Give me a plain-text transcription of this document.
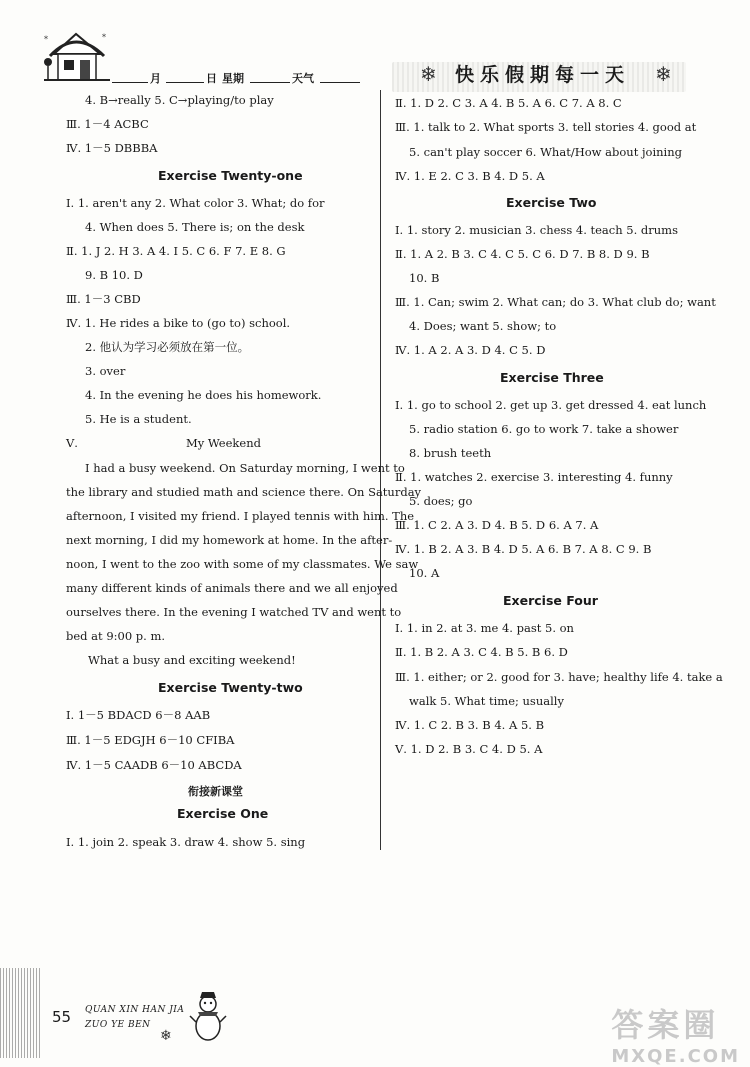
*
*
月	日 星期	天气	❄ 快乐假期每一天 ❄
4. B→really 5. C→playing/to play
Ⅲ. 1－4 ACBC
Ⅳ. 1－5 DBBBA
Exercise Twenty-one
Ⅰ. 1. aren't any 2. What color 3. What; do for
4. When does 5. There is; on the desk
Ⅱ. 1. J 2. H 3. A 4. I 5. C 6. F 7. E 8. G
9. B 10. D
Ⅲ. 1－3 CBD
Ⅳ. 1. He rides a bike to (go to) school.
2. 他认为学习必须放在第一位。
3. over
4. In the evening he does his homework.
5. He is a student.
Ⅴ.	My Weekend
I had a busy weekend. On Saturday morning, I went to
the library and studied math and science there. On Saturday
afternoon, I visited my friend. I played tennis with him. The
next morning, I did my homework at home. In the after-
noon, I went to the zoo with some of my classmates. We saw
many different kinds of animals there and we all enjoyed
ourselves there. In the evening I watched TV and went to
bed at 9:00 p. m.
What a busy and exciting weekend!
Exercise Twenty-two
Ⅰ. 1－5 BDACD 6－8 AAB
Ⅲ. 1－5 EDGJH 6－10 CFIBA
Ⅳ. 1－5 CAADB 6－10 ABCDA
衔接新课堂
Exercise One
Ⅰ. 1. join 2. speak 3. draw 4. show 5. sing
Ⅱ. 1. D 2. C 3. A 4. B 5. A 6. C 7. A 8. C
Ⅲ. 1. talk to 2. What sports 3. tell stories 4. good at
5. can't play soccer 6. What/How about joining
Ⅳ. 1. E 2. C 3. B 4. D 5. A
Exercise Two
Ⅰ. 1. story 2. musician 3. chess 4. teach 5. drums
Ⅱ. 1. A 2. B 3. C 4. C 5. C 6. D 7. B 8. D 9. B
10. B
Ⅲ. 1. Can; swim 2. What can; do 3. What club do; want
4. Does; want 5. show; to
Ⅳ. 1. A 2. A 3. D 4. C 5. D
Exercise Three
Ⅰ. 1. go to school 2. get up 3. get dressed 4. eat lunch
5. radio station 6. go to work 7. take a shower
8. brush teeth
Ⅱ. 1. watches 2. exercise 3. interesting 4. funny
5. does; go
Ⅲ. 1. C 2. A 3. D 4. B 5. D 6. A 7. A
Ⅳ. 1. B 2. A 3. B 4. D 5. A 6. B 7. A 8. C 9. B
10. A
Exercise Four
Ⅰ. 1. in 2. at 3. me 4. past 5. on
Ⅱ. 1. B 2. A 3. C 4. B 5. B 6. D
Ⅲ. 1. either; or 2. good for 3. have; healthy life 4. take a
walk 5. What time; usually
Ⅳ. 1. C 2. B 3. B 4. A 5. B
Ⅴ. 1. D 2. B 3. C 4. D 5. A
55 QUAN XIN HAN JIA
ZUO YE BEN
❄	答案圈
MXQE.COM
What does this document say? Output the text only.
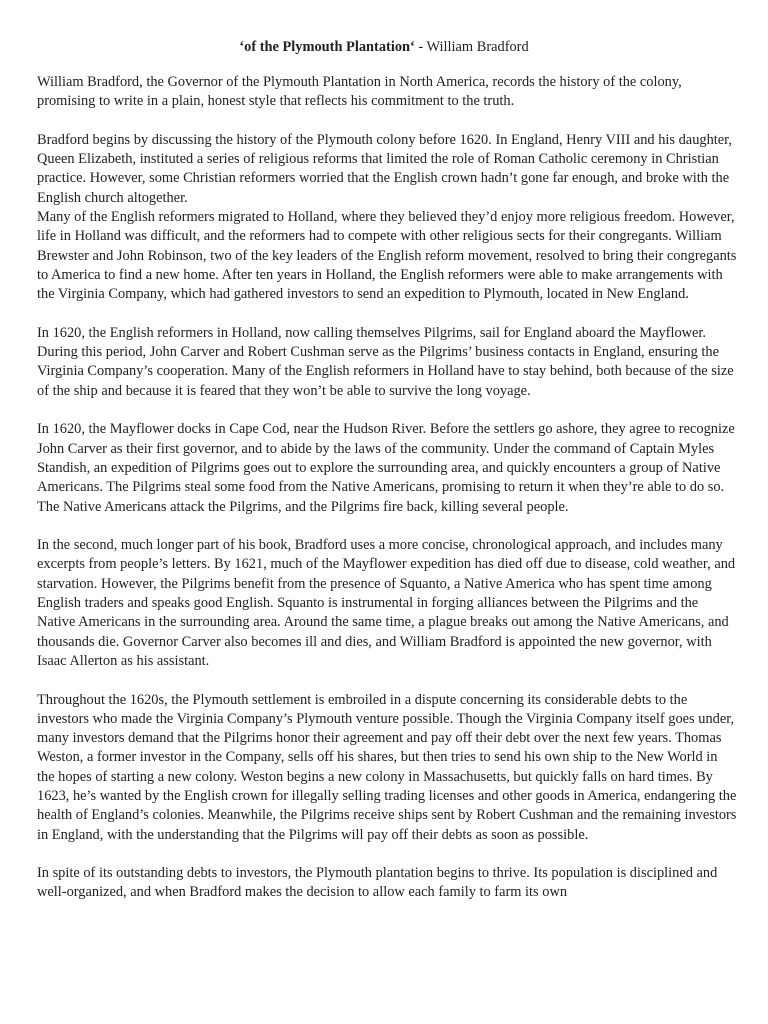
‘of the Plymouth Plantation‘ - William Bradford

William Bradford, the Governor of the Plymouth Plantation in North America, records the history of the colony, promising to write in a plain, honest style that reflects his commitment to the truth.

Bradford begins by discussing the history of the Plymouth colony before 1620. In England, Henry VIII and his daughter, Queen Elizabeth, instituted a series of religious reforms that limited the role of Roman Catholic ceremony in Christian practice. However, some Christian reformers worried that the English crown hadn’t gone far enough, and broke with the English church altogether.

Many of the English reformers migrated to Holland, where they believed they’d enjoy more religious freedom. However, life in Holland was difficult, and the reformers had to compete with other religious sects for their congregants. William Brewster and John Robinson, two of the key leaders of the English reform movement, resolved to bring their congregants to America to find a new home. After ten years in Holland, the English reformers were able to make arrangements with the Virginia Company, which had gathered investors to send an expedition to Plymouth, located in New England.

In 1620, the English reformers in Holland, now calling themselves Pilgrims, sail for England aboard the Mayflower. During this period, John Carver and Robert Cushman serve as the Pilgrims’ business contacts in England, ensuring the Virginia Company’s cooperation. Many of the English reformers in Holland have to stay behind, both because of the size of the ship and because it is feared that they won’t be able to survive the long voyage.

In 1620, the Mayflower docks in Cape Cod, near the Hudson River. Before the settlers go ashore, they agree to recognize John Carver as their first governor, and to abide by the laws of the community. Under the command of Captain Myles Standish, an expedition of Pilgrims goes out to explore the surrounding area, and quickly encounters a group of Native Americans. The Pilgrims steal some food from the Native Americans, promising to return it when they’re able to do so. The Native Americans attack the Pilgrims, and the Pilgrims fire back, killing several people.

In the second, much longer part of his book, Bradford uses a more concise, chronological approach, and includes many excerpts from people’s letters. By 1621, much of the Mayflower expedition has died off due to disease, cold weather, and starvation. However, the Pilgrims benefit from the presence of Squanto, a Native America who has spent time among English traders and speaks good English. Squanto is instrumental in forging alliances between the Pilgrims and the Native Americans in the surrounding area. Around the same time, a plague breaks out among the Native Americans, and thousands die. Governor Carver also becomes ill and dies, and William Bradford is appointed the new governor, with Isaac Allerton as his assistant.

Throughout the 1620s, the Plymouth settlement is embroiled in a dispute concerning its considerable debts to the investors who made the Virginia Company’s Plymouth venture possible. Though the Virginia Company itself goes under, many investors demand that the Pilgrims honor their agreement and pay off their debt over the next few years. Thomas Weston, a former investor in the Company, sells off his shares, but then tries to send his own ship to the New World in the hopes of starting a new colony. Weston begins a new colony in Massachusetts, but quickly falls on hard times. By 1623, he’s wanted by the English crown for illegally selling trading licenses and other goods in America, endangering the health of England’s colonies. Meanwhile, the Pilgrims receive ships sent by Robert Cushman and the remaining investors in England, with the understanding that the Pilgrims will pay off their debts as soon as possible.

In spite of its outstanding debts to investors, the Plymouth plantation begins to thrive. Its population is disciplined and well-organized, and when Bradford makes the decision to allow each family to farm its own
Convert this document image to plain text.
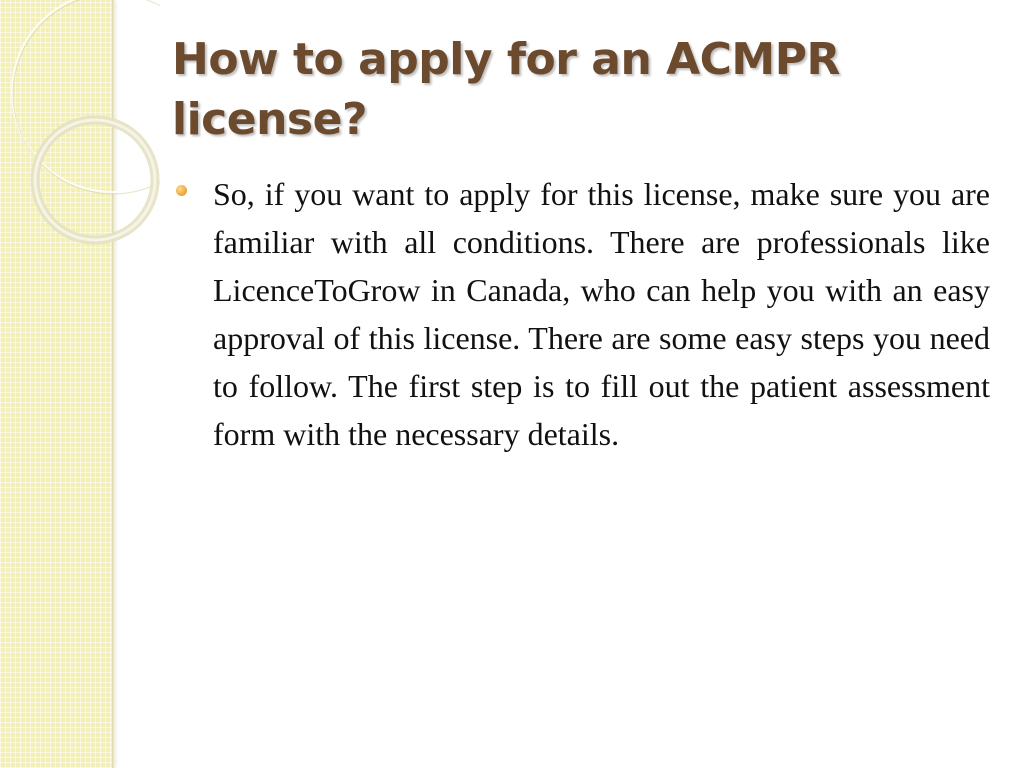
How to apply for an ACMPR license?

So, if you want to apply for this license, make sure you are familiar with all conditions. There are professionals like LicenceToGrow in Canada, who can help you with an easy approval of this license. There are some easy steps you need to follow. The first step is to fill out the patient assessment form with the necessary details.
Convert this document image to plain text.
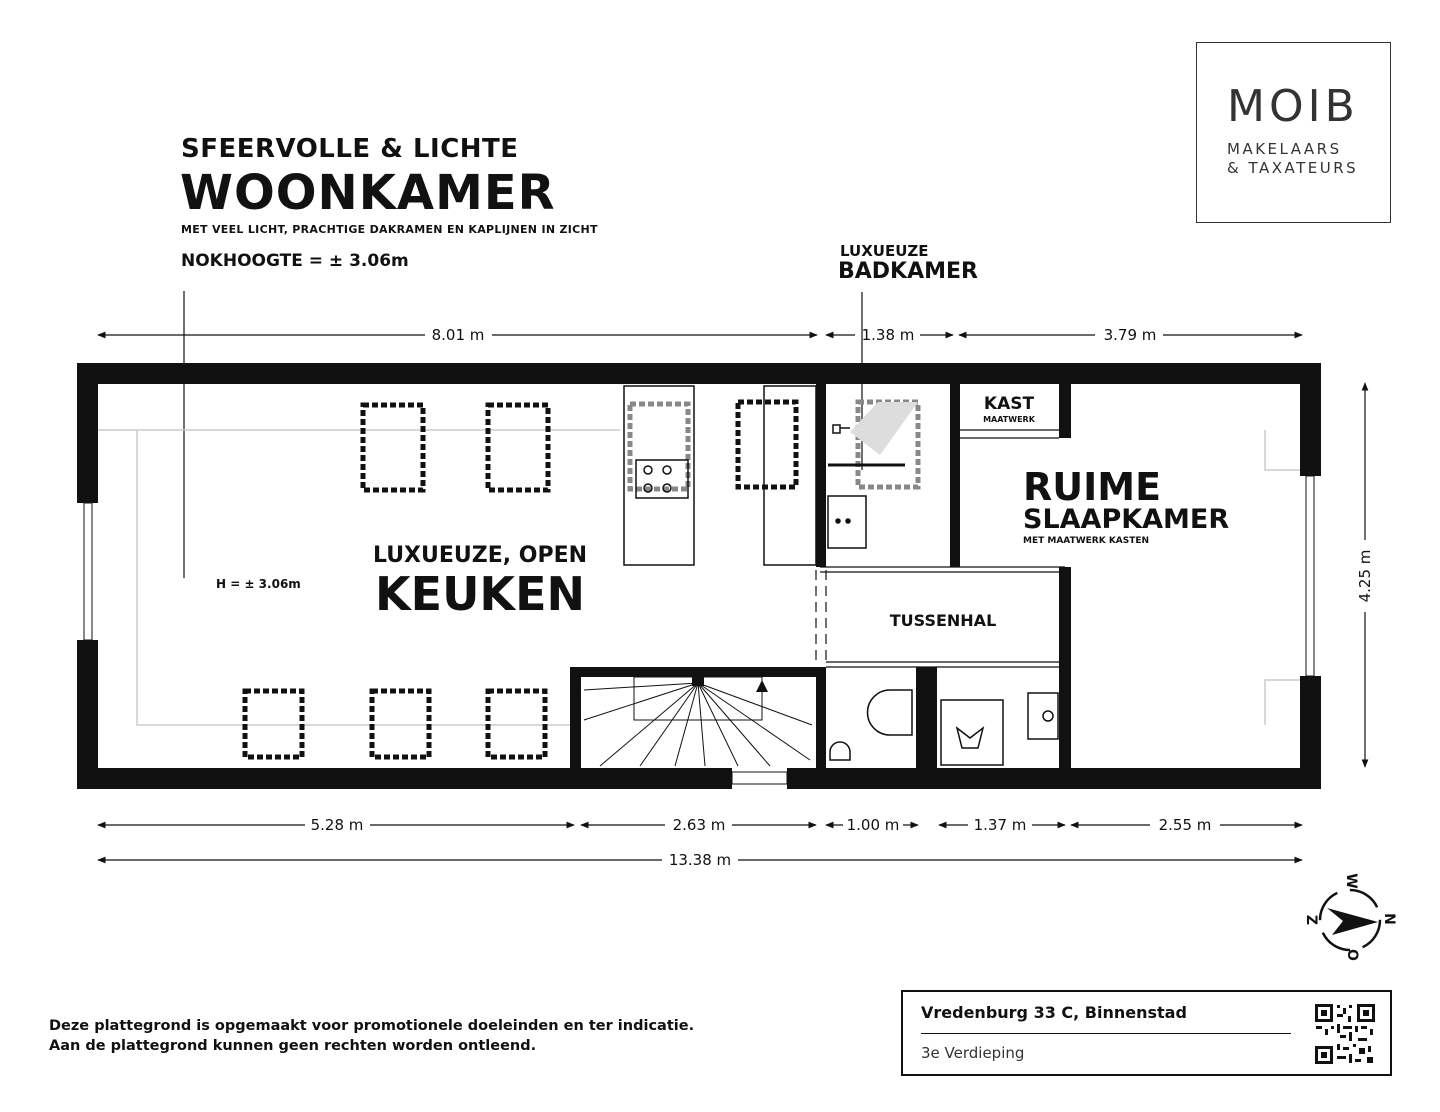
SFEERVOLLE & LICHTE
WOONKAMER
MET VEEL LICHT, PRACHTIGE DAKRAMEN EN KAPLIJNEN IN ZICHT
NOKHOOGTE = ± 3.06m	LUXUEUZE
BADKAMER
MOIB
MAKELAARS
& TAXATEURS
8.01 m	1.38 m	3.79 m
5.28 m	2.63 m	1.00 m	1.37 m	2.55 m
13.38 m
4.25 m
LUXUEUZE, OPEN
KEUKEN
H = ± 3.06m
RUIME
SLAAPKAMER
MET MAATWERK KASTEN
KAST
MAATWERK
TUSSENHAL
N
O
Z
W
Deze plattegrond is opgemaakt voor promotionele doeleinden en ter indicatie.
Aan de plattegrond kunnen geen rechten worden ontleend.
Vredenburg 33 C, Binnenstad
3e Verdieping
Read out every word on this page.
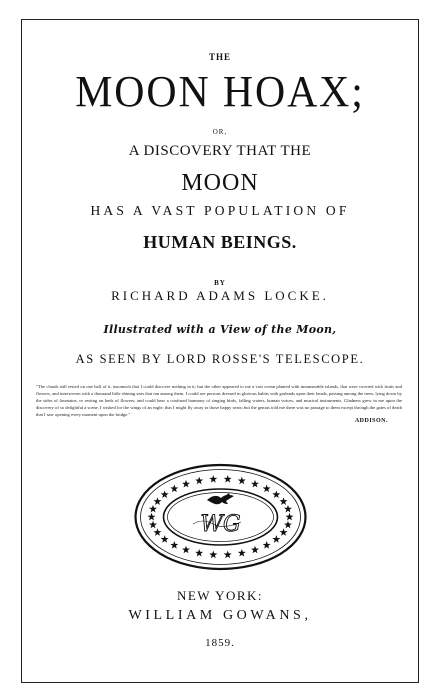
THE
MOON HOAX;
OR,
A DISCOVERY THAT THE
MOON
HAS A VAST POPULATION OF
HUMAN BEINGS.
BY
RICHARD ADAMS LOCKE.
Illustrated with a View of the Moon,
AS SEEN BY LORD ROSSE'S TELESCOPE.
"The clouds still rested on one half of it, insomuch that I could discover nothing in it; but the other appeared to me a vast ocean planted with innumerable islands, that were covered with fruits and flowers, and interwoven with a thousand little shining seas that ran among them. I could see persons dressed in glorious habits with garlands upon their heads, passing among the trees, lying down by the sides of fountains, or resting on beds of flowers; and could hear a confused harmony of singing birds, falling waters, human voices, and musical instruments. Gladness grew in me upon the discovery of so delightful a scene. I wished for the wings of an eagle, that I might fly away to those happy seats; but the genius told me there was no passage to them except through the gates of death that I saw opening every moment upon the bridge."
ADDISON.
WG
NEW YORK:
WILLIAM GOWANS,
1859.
-*-*-
### EXERCISE AIM
Copy down every line of the entries containing the word "were".

### EXERCISE OUTPUT
Many of the English reformers migrated to Holland, where they believed they’d enjoy more religious freedom. However, life in Holland was difficult, and the reformers had to compete with other religious sects for their congregants. William Brewster and John Robinson, two of the key leaders of the English reform movement, resolved to bring their congregants to America to find a new home. After ten years in Holland, the English reformers were able to make arrangements with the Virginia Company, which had gathered investors to send an expedition to Plymouth, located in New England.
"The clouds still rested on one half of it, insomuch that I could discover nothing in it; but the other appeared to me a vast ocean planted with innumerable islands, that were covered with fruits and flowers, and interwoven with a thousand little shining seas that ran among them. I could see persons dressed in glorious habits with garlands upon their heads, passing among the trees, lying down by the sides of fountains, or resting on beds of flowers; and could hear a confused harmony of singing birds, falling waters, human voices, and musical instruments. Gladness grew in me upon the discovery of so delightful a scene. I wished for the wings of an eagle, that I might fly away to those happy seats; but the genius told me there was no passage to them except through the gates of death that I saw opening every moment upon the bridge."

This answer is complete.